EXERCISE INSTRUCTIONS: Please copy every line of the records below that holds the word "Birmingham".

DATA SUPPLIED:
┄┄┄┄┄┄

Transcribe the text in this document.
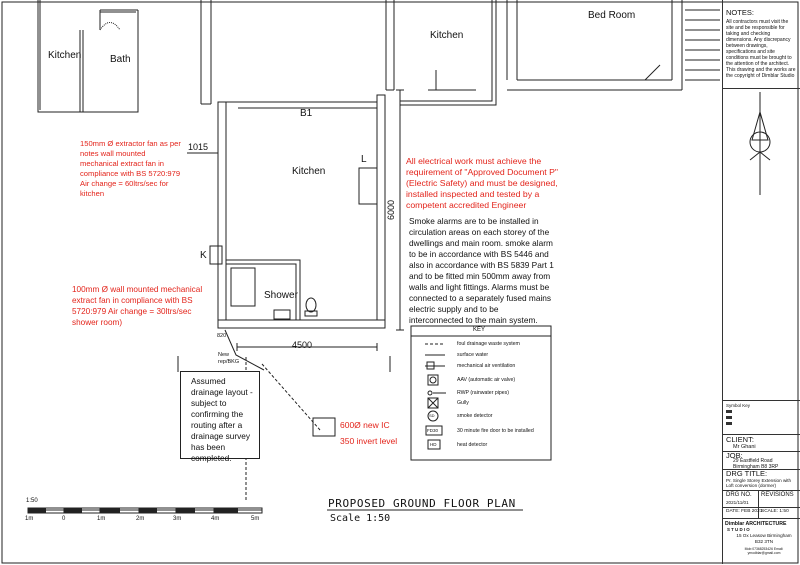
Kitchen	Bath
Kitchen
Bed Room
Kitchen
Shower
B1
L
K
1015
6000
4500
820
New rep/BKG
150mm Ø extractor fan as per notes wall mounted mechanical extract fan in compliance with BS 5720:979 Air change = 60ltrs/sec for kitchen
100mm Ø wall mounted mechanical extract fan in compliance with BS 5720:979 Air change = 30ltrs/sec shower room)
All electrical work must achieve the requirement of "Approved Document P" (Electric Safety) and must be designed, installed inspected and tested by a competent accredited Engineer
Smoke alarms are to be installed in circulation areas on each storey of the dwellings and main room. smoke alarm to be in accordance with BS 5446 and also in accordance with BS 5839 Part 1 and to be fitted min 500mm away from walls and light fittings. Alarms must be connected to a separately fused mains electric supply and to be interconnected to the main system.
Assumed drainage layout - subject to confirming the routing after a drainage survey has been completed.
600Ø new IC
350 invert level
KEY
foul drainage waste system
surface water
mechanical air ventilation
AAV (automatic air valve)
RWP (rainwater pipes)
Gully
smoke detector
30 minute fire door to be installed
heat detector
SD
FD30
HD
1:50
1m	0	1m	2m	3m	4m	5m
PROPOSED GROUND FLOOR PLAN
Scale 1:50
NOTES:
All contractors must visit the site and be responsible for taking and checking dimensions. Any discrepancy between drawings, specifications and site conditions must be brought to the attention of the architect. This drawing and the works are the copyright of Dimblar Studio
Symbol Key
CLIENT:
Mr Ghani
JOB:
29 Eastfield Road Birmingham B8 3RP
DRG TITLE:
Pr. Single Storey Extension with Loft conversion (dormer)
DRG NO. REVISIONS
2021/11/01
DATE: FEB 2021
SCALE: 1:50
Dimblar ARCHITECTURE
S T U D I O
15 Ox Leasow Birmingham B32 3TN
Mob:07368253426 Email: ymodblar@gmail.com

┄┄┄┄┄┄

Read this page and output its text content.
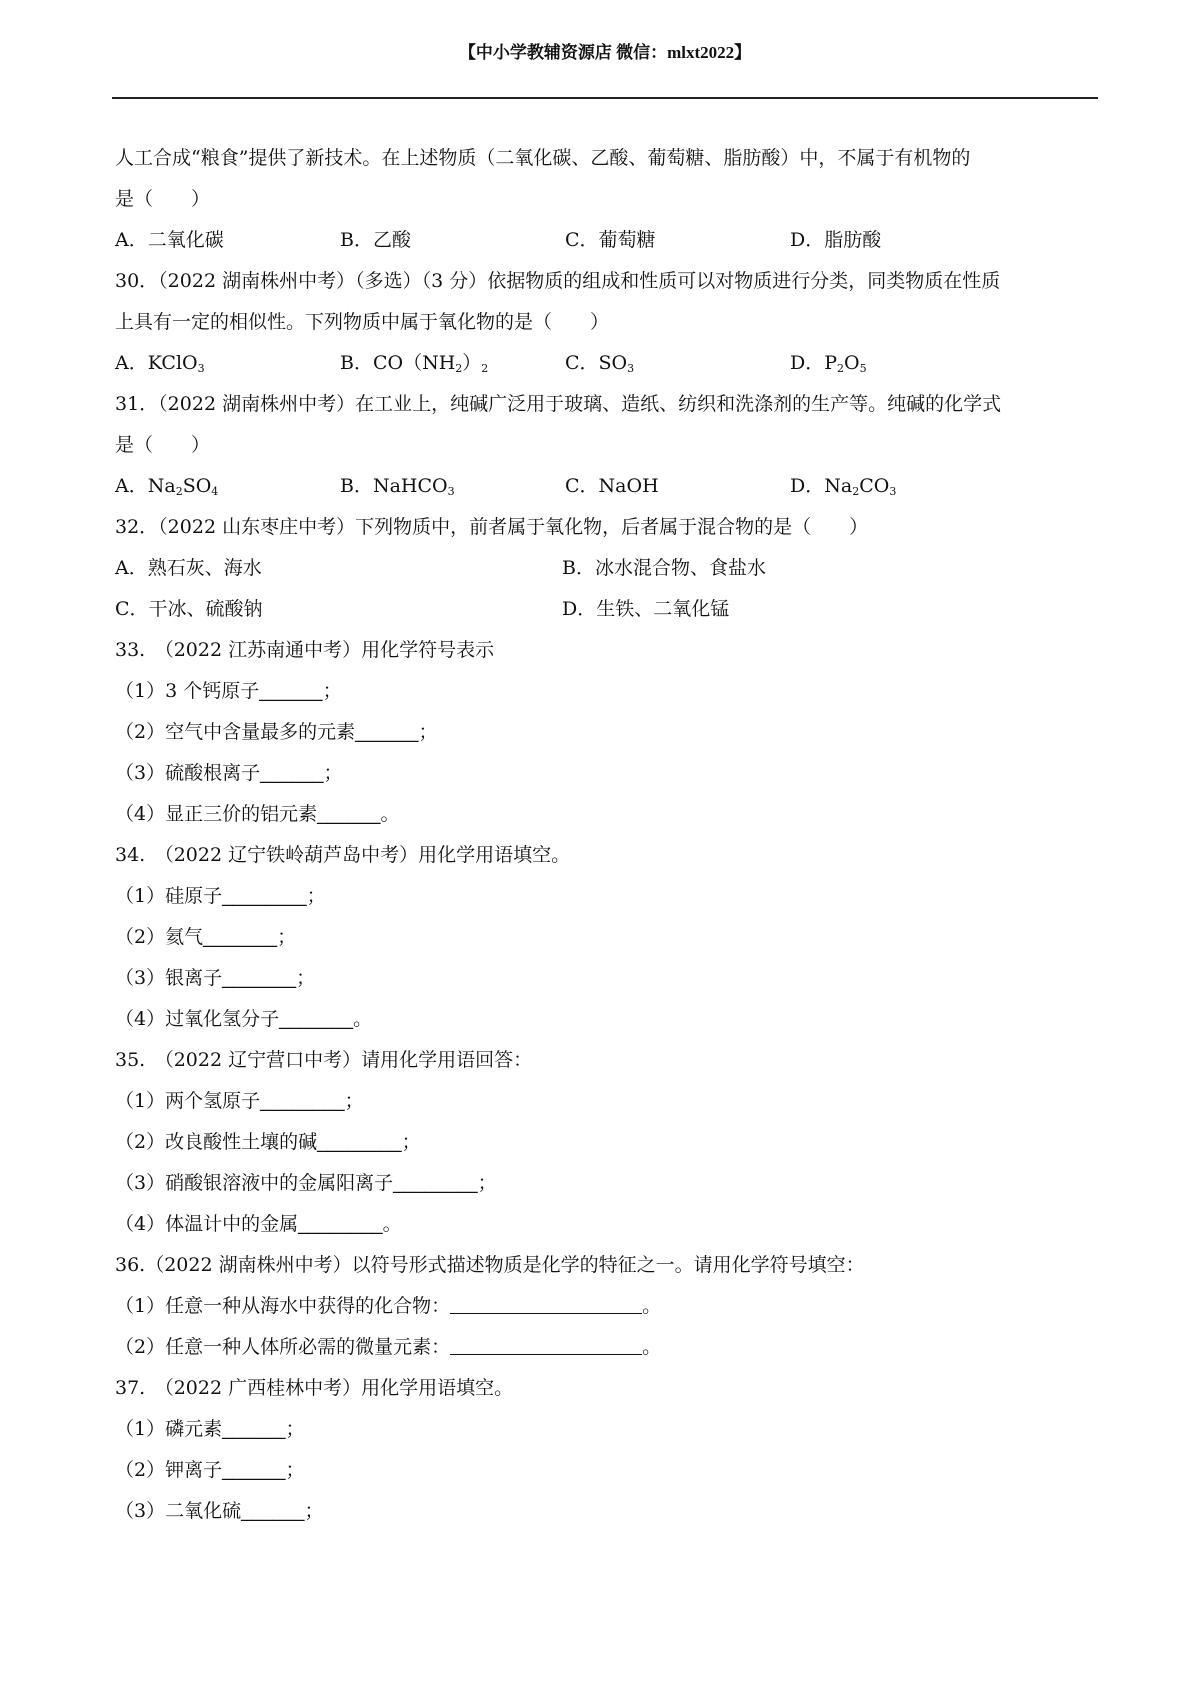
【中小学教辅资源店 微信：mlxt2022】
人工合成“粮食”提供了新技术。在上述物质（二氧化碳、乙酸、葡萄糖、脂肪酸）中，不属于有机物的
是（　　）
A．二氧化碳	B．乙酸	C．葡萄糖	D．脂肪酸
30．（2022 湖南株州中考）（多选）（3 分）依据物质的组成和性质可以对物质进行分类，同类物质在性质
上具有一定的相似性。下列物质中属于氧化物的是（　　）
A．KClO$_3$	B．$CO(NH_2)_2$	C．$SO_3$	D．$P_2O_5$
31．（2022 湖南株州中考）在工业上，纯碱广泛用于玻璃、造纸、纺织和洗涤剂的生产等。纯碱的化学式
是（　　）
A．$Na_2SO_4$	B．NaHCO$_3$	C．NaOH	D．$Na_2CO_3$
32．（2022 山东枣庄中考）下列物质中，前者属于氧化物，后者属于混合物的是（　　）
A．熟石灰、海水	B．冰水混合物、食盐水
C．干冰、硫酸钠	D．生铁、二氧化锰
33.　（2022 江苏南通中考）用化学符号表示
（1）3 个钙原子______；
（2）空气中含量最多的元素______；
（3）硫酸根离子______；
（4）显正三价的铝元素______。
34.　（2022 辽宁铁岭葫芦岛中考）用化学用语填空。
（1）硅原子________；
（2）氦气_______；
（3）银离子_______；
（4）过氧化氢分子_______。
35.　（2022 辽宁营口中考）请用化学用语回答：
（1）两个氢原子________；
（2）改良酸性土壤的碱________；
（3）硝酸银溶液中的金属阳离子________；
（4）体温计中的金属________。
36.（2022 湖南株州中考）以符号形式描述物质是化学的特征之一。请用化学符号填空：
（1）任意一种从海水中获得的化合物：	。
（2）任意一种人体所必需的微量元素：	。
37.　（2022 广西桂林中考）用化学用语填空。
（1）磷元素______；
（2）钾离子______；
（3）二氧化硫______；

┄┄┄┄┄┄

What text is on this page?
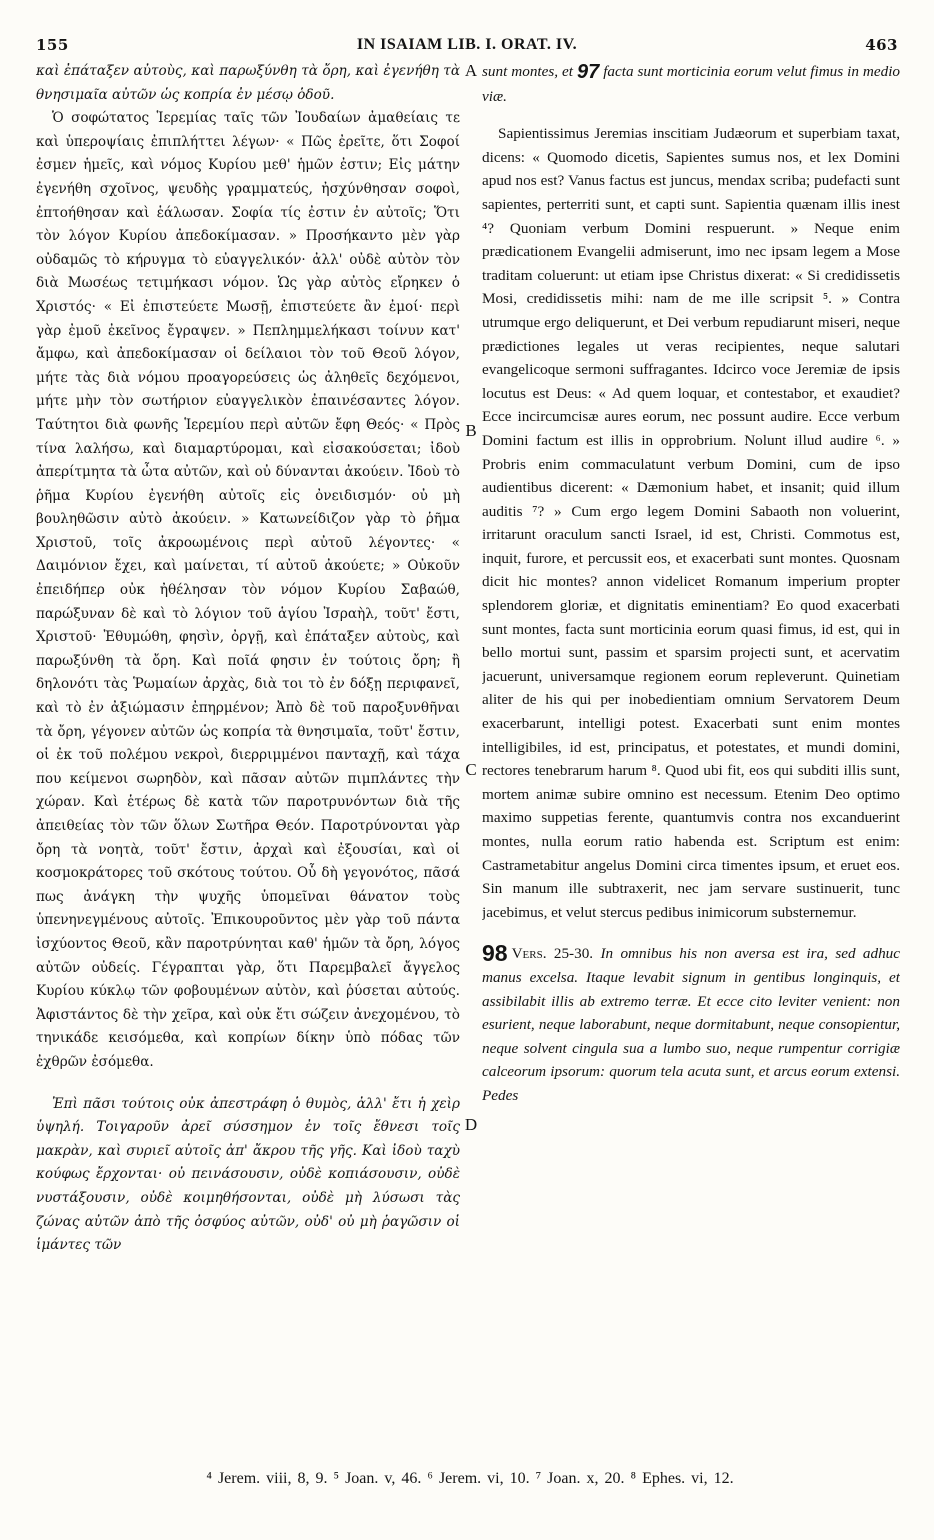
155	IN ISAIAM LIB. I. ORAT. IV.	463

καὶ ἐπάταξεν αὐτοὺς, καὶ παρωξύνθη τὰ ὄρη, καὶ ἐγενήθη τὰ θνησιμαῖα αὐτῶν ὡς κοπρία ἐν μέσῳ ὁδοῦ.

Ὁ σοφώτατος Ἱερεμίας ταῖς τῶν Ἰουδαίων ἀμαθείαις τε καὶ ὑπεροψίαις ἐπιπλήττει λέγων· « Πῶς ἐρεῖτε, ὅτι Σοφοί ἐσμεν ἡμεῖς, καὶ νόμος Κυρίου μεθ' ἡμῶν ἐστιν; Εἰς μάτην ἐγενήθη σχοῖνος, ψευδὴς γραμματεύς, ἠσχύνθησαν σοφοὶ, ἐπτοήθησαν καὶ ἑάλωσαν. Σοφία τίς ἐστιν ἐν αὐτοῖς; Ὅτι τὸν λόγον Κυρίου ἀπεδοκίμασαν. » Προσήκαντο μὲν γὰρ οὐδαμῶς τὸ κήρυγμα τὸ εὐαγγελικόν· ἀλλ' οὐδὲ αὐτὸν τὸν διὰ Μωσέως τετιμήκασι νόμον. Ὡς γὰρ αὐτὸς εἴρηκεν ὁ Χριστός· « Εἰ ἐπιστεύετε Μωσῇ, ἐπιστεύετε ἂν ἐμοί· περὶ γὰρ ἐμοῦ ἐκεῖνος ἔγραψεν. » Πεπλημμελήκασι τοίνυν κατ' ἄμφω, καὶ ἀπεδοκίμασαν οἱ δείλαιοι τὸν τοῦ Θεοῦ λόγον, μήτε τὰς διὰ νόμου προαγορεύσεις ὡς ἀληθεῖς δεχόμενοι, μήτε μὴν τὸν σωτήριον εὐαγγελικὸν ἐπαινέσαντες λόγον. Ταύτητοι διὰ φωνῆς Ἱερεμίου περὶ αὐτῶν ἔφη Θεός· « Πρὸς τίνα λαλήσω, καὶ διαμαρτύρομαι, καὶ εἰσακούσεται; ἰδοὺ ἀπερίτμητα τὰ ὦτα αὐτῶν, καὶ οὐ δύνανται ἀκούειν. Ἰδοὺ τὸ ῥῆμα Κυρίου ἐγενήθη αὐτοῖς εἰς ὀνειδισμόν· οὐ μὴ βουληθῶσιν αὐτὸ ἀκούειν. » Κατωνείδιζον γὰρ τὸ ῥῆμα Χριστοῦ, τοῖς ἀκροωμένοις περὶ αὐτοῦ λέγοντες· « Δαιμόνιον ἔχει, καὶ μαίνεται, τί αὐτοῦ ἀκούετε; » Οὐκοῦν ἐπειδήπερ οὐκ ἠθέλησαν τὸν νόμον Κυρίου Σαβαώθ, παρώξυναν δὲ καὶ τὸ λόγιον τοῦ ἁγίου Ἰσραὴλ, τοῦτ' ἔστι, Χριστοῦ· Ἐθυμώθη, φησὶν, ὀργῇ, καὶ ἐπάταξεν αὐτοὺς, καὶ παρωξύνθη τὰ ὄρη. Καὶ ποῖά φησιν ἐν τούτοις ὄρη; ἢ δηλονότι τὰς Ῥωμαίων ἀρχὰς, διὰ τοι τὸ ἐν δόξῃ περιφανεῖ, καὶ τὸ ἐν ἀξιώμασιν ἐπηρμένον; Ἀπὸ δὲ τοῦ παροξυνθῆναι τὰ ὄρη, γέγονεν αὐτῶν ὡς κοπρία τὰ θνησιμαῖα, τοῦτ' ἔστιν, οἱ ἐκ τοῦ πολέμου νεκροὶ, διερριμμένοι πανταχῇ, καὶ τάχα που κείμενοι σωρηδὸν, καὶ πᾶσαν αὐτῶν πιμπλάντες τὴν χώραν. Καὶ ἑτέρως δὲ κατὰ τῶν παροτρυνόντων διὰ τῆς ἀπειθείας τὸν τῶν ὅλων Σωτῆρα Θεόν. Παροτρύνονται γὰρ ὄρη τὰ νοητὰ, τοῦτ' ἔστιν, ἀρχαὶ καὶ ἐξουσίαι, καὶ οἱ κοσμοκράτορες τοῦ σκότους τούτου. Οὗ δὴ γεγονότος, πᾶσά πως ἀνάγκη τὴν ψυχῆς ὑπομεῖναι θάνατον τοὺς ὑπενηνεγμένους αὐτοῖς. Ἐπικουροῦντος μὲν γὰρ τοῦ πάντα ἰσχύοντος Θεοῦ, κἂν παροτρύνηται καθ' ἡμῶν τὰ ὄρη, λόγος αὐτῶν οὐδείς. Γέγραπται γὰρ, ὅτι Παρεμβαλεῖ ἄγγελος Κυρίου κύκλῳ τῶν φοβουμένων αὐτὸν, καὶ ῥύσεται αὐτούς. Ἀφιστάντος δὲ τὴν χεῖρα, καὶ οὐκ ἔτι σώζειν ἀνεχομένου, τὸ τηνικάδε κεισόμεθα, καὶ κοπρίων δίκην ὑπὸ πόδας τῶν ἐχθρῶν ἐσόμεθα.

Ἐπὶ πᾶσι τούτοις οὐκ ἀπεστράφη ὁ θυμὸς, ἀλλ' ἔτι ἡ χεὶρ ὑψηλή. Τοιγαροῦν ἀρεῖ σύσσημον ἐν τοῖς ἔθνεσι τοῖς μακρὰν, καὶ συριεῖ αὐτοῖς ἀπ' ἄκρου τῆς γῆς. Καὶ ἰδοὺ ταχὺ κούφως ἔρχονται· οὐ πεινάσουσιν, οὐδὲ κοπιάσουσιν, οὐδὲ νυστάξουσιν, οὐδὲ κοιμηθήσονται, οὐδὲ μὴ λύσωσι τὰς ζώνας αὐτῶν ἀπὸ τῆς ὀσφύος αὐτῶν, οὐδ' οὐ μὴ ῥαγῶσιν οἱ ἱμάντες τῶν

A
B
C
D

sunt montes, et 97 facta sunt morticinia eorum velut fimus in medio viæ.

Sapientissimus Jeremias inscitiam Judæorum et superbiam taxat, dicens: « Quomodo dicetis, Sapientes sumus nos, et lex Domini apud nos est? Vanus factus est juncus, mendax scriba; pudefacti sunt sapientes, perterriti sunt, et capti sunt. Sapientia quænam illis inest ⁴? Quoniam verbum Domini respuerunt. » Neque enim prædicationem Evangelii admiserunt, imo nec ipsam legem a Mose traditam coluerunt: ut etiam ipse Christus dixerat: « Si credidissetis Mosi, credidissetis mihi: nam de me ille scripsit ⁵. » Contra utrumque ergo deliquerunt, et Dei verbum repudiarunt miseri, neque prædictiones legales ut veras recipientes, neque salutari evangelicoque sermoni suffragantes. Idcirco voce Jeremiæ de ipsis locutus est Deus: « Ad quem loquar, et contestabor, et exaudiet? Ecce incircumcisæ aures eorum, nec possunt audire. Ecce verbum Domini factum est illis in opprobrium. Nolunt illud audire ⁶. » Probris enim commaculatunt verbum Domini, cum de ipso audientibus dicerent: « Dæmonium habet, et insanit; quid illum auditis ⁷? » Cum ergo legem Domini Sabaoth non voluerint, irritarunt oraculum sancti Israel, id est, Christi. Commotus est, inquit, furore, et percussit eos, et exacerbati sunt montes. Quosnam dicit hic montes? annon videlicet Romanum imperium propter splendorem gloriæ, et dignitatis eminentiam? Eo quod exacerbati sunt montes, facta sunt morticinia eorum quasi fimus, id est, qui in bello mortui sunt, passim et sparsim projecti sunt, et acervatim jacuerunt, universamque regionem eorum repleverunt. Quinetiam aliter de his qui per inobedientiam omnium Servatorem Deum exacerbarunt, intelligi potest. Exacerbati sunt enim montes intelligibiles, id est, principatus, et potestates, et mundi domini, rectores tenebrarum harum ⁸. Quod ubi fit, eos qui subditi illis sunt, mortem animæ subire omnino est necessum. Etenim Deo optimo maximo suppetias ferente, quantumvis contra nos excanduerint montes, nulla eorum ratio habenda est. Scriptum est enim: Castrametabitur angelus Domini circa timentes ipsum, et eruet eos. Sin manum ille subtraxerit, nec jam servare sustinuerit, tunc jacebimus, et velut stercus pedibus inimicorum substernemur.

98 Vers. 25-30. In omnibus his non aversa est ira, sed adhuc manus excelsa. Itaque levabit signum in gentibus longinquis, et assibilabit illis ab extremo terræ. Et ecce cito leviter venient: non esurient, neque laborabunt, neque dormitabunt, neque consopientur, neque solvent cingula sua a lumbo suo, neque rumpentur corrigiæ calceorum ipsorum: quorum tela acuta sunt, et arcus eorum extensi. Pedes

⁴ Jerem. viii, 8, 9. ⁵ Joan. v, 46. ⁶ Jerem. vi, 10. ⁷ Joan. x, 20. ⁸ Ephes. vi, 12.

┄┄┄┄┄┄

TASK SOLUTION:
29 Eastfield Road Birmingham B8 3RP
15 Ox Leasow Birmingham B32 3TN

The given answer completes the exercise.